(Recorded data)
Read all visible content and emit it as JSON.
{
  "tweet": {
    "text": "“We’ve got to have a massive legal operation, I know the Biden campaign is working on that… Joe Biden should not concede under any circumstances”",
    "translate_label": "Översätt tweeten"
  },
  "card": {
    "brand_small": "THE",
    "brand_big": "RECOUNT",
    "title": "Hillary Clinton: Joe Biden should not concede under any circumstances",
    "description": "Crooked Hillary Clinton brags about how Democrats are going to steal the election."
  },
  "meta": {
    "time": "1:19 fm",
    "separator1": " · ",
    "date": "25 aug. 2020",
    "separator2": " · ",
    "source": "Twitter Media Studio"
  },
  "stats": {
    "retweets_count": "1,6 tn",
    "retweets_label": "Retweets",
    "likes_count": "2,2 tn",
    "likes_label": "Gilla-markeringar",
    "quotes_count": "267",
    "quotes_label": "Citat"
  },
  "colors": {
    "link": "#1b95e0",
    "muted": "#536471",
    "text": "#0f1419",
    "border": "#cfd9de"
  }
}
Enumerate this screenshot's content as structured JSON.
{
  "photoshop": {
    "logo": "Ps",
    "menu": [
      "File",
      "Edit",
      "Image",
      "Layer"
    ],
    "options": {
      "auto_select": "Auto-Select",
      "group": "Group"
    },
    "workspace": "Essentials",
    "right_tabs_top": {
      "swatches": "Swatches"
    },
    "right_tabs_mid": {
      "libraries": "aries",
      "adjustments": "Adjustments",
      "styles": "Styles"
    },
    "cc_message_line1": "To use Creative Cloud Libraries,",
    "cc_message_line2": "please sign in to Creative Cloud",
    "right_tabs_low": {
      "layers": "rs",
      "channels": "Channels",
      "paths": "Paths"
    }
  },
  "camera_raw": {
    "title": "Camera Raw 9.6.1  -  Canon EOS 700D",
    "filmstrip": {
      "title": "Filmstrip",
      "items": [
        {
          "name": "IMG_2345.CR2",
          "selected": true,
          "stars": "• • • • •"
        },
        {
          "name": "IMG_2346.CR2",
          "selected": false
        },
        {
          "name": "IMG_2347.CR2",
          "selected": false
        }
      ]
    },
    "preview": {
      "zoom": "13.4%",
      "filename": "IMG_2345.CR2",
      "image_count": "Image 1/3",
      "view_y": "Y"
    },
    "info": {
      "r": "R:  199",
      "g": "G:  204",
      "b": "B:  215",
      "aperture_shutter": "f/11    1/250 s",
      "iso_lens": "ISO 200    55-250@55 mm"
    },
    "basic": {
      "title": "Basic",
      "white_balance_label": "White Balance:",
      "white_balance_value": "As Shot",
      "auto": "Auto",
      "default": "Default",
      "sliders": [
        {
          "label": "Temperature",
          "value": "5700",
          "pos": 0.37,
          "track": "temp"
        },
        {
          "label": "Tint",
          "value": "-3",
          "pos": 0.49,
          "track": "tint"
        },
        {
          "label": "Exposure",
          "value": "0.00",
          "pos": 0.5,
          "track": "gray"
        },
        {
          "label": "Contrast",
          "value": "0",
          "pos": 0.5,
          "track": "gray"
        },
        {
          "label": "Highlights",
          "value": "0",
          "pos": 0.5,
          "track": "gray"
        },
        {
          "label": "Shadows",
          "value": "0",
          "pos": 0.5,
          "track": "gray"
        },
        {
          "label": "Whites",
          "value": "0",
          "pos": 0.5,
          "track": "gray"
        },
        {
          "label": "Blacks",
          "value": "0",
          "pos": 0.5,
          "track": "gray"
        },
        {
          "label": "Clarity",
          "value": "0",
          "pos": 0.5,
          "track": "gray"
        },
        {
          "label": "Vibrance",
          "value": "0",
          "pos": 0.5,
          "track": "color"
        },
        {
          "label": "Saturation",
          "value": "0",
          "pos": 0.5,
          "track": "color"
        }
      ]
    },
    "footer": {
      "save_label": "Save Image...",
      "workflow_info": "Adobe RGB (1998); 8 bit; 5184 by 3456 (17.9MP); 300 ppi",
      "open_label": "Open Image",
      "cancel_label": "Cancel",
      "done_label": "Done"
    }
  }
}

▸ EXERCISE: Return the entries above exactly as they appear.

▸ CORRECT RESPONSE:
Read all visible content and emit it as JSON.
{
  "tweet": {
    "text": "“We’ve got to have a massive legal operation, I know the Biden campaign is working on that… Joe Biden should not concede under any circumstances”",
    "translate_label": "Översätt tweeten"
  },
  "card": {
    "brand_small": "THE",
    "brand_big": "RECOUNT",
    "title": "Hillary Clinton: Joe Biden should not concede under any circumstances",
    "description": "Crooked Hillary Clinton brags about how Democrats are going to steal the election."
  },
  "meta": {
    "time": "1:19 fm",
    "separator1": " · ",
    "date": "25 aug. 2020",
    "separator2": " · ",
    "source": "Twitter Media Studio"
  },
  "stats": {
    "retweets_count": "1,6 tn",
    "retweets_label": "Retweets",
    "likes_count": "2,2 tn",
    "likes_label": "Gilla-markeringar",
    "quotes_count": "267",
    "quotes_label": "Citat"
  },
  "colors": {
    "link": "#1b95e0",
    "muted": "#536471",
    "text": "#0f1419",
    "border": "#cfd9de"
  }
}
Enumerate this screenshot's content as structured JSON.
{
  "photoshop": {
    "logo": "Ps",
    "menu": [
      "File",
      "Edit",
      "Image",
      "Layer"
    ],
    "options": {
      "auto_select": "Auto-Select",
      "group": "Group"
    },
    "workspace": "Essentials",
    "right_tabs_top": {
      "swatches": "Swatches"
    },
    "right_tabs_mid": {
      "libraries": "aries",
      "adjustments": "Adjustments",
      "styles": "Styles"
    },
    "cc_message_line1": "To use Creative Cloud Libraries,",
    "cc_message_line2": "please sign in to Creative Cloud",
    "right_tabs_low": {
      "layers": "rs",
      "channels": "Channels",
      "paths": "Paths"
    }
  },
  "camera_raw": {
    "title": "Camera Raw 9.6.1  -  Canon EOS 700D",
    "filmstrip": {
      "title": "Filmstrip",
      "items": [
        {
          "name": "IMG_2345.CR2",
          "selected": true,
          "stars": "• • • • •"
        },
        {
          "name": "IMG_2346.CR2",
          "selected": false
        },
        {
          "name": "IMG_2347.CR2",
          "selected": false
        }
      ]
    },
    "preview": {
      "zoom": "13.4%",
      "filename": "IMG_2345.CR2",
      "image_count": "Image 1/3",
      "view_y": "Y"
    },
    "info": {
      "r": "R:  199",
      "g": "G:  204",
      "b": "B:  215",
      "aperture_shutter": "f/11    1/250 s",
      "iso_lens": "ISO 200    55-250@55 mm"
    },
    "basic": {
      "title": "Basic",
      "white_balance_label": "White Balance:",
      "white_balance_value": "As Shot",
      "auto": "Auto",
      "default": "Default",
      "sliders": [
        {
          "label": "Temperature",
          "value": "5700",
          "pos": 0.37,
          "track": "temp"
        },
        {
          "label": "Tint",
          "value": "-3",
          "pos": 0.49,
          "track": "tint"
        },
        {
          "label": "Exposure",
          "value": "0.00",
          "pos": 0.5,
          "track": "gray"
        },
        {
          "label": "Contrast",
          "value": "0",
          "pos": 0.5,
          "track": "gray"
        },
        {
          "label": "Highlights",
          "value": "0",
          "pos": 0.5,
          "track": "gray"
        },
        {
          "label": "Shadows",
          "value": "0",
          "pos": 0.5,
          "track": "gray"
        },
        {
          "label": "Whites",
          "value": "0",
          "pos": 0.5,
          "track": "gray"
        },
        {
          "label": "Blacks",
          "value": "0",
          "pos": 0.5,
          "track": "gray"
        },
        {
          "label": "Clarity",
          "value": "0",
          "pos": 0.5,
          "track": "gray"
        },
        {
          "label": "Vibrance",
          "value": "0",
          "pos": 0.5,
          "track": "color"
        },
        {
          "label": "Saturation",
          "value": "0",
          "pos": 0.5,
          "track": "color"
        }
      ]
    },
    "footer": {
      "save_label": "Save Image...",
      "workflow_info": "Adobe RGB (1998); 8 bit; 5184 by 3456 (17.9MP); 300 ppi",
      "open_label": "Open Image",
      "cancel_label": "Cancel",
      "done_label": "Done"
    }
  }
}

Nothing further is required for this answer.